(Dataset listings of figures)
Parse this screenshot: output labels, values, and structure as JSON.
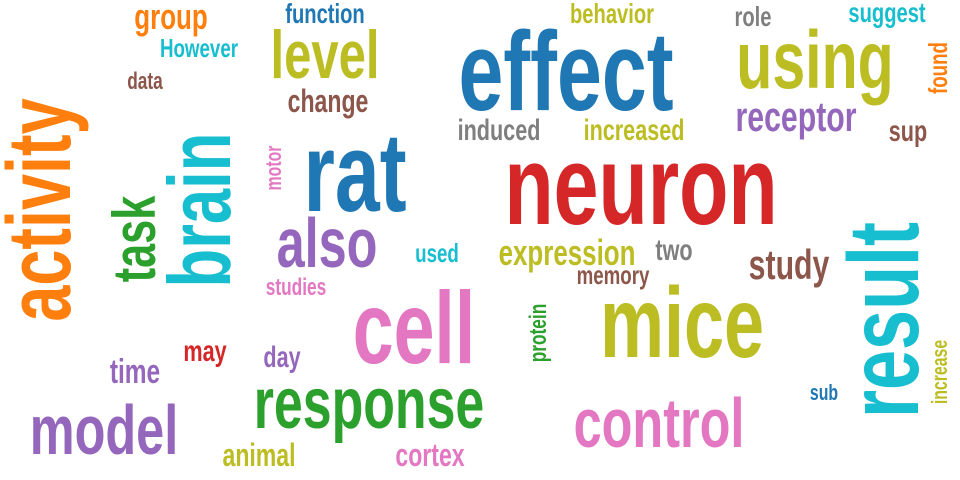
{
  "colors": {
    "orange": "#ff7f0e",
    "blue": "#1f77b4",
    "olive": "#bcbd22",
    "cyan": "#17becf",
    "red": "#d62728",
    "purple": "#9467bd",
    "pink": "#e377c2",
    "green": "#2ca02c",
    "brown": "#8c564b",
    "gray": "#7f7f7f"
  },
  "words": [
    {
      "text": "effect",
      "color": "#1f77b4"
    },
    {
      "text": "neuron",
      "color": "#d62728"
    },
    {
      "text": "mice",
      "color": "#bcbd22"
    },
    {
      "text": "cell",
      "color": "#e377c2"
    },
    {
      "text": "rat",
      "color": "#1f77b4"
    },
    {
      "text": "activity",
      "color": "#ff7f0e"
    },
    {
      "text": "brain",
      "color": "#17becf"
    },
    {
      "text": "result",
      "color": "#17becf"
    },
    {
      "text": "response",
      "color": "#2ca02c"
    },
    {
      "text": "using",
      "color": "#bcbd22"
    },
    {
      "text": "control",
      "color": "#e377c2"
    },
    {
      "text": "model",
      "color": "#9467bd"
    },
    {
      "text": "level",
      "color": "#bcbd22"
    },
    {
      "text": "also",
      "color": "#9467bd"
    },
    {
      "text": "task",
      "color": "#2ca02c"
    },
    {
      "text": "receptor",
      "color": "#9467bd"
    },
    {
      "text": "study",
      "color": "#8c564b"
    },
    {
      "text": "group",
      "color": "#ff7f0e"
    },
    {
      "text": "expression",
      "color": "#bcbd22"
    },
    {
      "text": "change",
      "color": "#8c564b"
    },
    {
      "text": "induced",
      "color": "#7f7f7f"
    },
    {
      "text": "increased",
      "color": "#bcbd22"
    },
    {
      "text": "animal",
      "color": "#bcbd22"
    },
    {
      "text": "cortex",
      "color": "#e377c2"
    },
    {
      "text": "time",
      "color": "#9467bd"
    },
    {
      "text": "may",
      "color": "#d62728"
    },
    {
      "text": "day",
      "color": "#9467bd"
    },
    {
      "text": "function",
      "color": "#1f77b4"
    },
    {
      "text": "behavior",
      "color": "#bcbd22"
    },
    {
      "text": "role",
      "color": "#7f7f7f"
    },
    {
      "text": "suggest",
      "color": "#17becf"
    },
    {
      "text": "However",
      "color": "#17becf"
    },
    {
      "text": "found",
      "color": "#ff7f0e"
    },
    {
      "text": "data",
      "color": "#8c564b"
    },
    {
      "text": "sup",
      "color": "#8c564b"
    },
    {
      "text": "motor",
      "color": "#e377c2"
    },
    {
      "text": "used",
      "color": "#17becf"
    },
    {
      "text": "two",
      "color": "#7f7f7f"
    },
    {
      "text": "memory",
      "color": "#8c564b"
    },
    {
      "text": "studies",
      "color": "#e377c2"
    },
    {
      "text": "protein",
      "color": "#2ca02c"
    },
    {
      "text": "increase",
      "color": "#bcbd22"
    },
    {
      "text": "sub",
      "color": "#1f77b4"
    }
  ]
}
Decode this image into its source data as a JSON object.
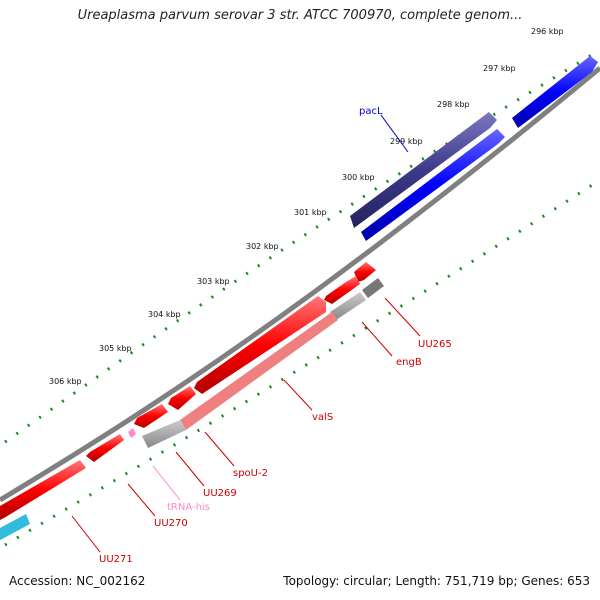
{
  "title": "Ureaplasma parvum serovar 3 str. ATCC 700970, complete genom...",
  "accession": "Accession: NC_002162",
  "summary": "Topology: circular; Length: 751,719 bp; Genes: 653",
  "colors": {
    "forward_cds": "#0000ff",
    "forward_cds_dark": "#3d3a8a",
    "reverse_cds": "#ff0000",
    "reverse_cds_light": "#f08080",
    "trna": "#ff88cc",
    "backbone": "#808080",
    "ticks": "#1a8a1a",
    "grey_gene": "#aaaaaa",
    "cyan_gene": "#33bbdd"
  },
  "ticks": [
    "296 kbp",
    "297 kbp",
    "298 kbp",
    "299 kbp",
    "300 kbp",
    "301 kbp",
    "302 kbp",
    "303 kbp",
    "304 kbp",
    "305 kbp",
    "306 kbp"
  ],
  "genes": [
    {
      "name": "pacL",
      "color": "#0000cc"
    },
    {
      "name": "UU265",
      "color": "#cc0000"
    },
    {
      "name": "engB",
      "color": "#cc0000"
    },
    {
      "name": "valS",
      "color": "#cc0000"
    },
    {
      "name": "spoU-2",
      "color": "#cc0000"
    },
    {
      "name": "UU269",
      "color": "#cc0000"
    },
    {
      "name": "tRNA-his",
      "color": "#ff88cc"
    },
    {
      "name": "UU270",
      "color": "#cc0000"
    },
    {
      "name": "UU271",
      "color": "#cc0000"
    }
  ]
}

PROBLEM TO SOLVE: Without including any picture, retype the entries exactly.

RESULT FOR THIS EXERCISE:
Parse this screenshot: output labels, values, and structure as JSON.
{
  "colors": {
    "orange": "#ff7f0e",
    "blue": "#1f77b4",
    "olive": "#bcbd22",
    "cyan": "#17becf",
    "red": "#d62728",
    "purple": "#9467bd",
    "pink": "#e377c2",
    "green": "#2ca02c",
    "brown": "#8c564b",
    "gray": "#7f7f7f"
  },
  "words": [
    {
      "text": "effect",
      "color": "#1f77b4"
    },
    {
      "text": "neuron",
      "color": "#d62728"
    },
    {
      "text": "mice",
      "color": "#bcbd22"
    },
    {
      "text": "cell",
      "color": "#e377c2"
    },
    {
      "text": "rat",
      "color": "#1f77b4"
    },
    {
      "text": "activity",
      "color": "#ff7f0e"
    },
    {
      "text": "brain",
      "color": "#17becf"
    },
    {
      "text": "result",
      "color": "#17becf"
    },
    {
      "text": "response",
      "color": "#2ca02c"
    },
    {
      "text": "using",
      "color": "#bcbd22"
    },
    {
      "text": "control",
      "color": "#e377c2"
    },
    {
      "text": "model",
      "color": "#9467bd"
    },
    {
      "text": "level",
      "color": "#bcbd22"
    },
    {
      "text": "also",
      "color": "#9467bd"
    },
    {
      "text": "task",
      "color": "#2ca02c"
    },
    {
      "text": "receptor",
      "color": "#9467bd"
    },
    {
      "text": "study",
      "color": "#8c564b"
    },
    {
      "text": "group",
      "color": "#ff7f0e"
    },
    {
      "text": "expression",
      "color": "#bcbd22"
    },
    {
      "text": "change",
      "color": "#8c564b"
    },
    {
      "text": "induced",
      "color": "#7f7f7f"
    },
    {
      "text": "increased",
      "color": "#bcbd22"
    },
    {
      "text": "animal",
      "color": "#bcbd22"
    },
    {
      "text": "cortex",
      "color": "#e377c2"
    },
    {
      "text": "time",
      "color": "#9467bd"
    },
    {
      "text": "may",
      "color": "#d62728"
    },
    {
      "text": "day",
      "color": "#9467bd"
    },
    {
      "text": "function",
      "color": "#1f77b4"
    },
    {
      "text": "behavior",
      "color": "#bcbd22"
    },
    {
      "text": "role",
      "color": "#7f7f7f"
    },
    {
      "text": "suggest",
      "color": "#17becf"
    },
    {
      "text": "However",
      "color": "#17becf"
    },
    {
      "text": "found",
      "color": "#ff7f0e"
    },
    {
      "text": "data",
      "color": "#8c564b"
    },
    {
      "text": "sup",
      "color": "#8c564b"
    },
    {
      "text": "motor",
      "color": "#e377c2"
    },
    {
      "text": "used",
      "color": "#17becf"
    },
    {
      "text": "two",
      "color": "#7f7f7f"
    },
    {
      "text": "memory",
      "color": "#8c564b"
    },
    {
      "text": "studies",
      "color": "#e377c2"
    },
    {
      "text": "protein",
      "color": "#2ca02c"
    },
    {
      "text": "increase",
      "color": "#bcbd22"
    },
    {
      "text": "sub",
      "color": "#1f77b4"
    }
  ]
}
Decode this image into its source data as a JSON object.
{
  "title": "Ureaplasma parvum serovar 3 str. ATCC 700970, complete genom...",
  "accession": "Accession: NC_002162",
  "summary": "Topology: circular; Length: 751,719 bp; Genes: 653",
  "colors": {
    "forward_cds": "#0000ff",
    "forward_cds_dark": "#3d3a8a",
    "reverse_cds": "#ff0000",
    "reverse_cds_light": "#f08080",
    "trna": "#ff88cc",
    "backbone": "#808080",
    "ticks": "#1a8a1a",
    "grey_gene": "#aaaaaa",
    "cyan_gene": "#33bbdd"
  },
  "ticks": [
    "296 kbp",
    "297 kbp",
    "298 kbp",
    "299 kbp",
    "300 kbp",
    "301 kbp",
    "302 kbp",
    "303 kbp",
    "304 kbp",
    "305 kbp",
    "306 kbp"
  ],
  "genes": [
    {
      "name": "pacL",
      "color": "#0000cc"
    },
    {
      "name": "UU265",
      "color": "#cc0000"
    },
    {
      "name": "engB",
      "color": "#cc0000"
    },
    {
      "name": "valS",
      "color": "#cc0000"
    },
    {
      "name": "spoU-2",
      "color": "#cc0000"
    },
    {
      "name": "UU269",
      "color": "#cc0000"
    },
    {
      "name": "tRNA-his",
      "color": "#ff88cc"
    },
    {
      "name": "UU270",
      "color": "#cc0000"
    },
    {
      "name": "UU271",
      "color": "#cc0000"
    }
  ]
}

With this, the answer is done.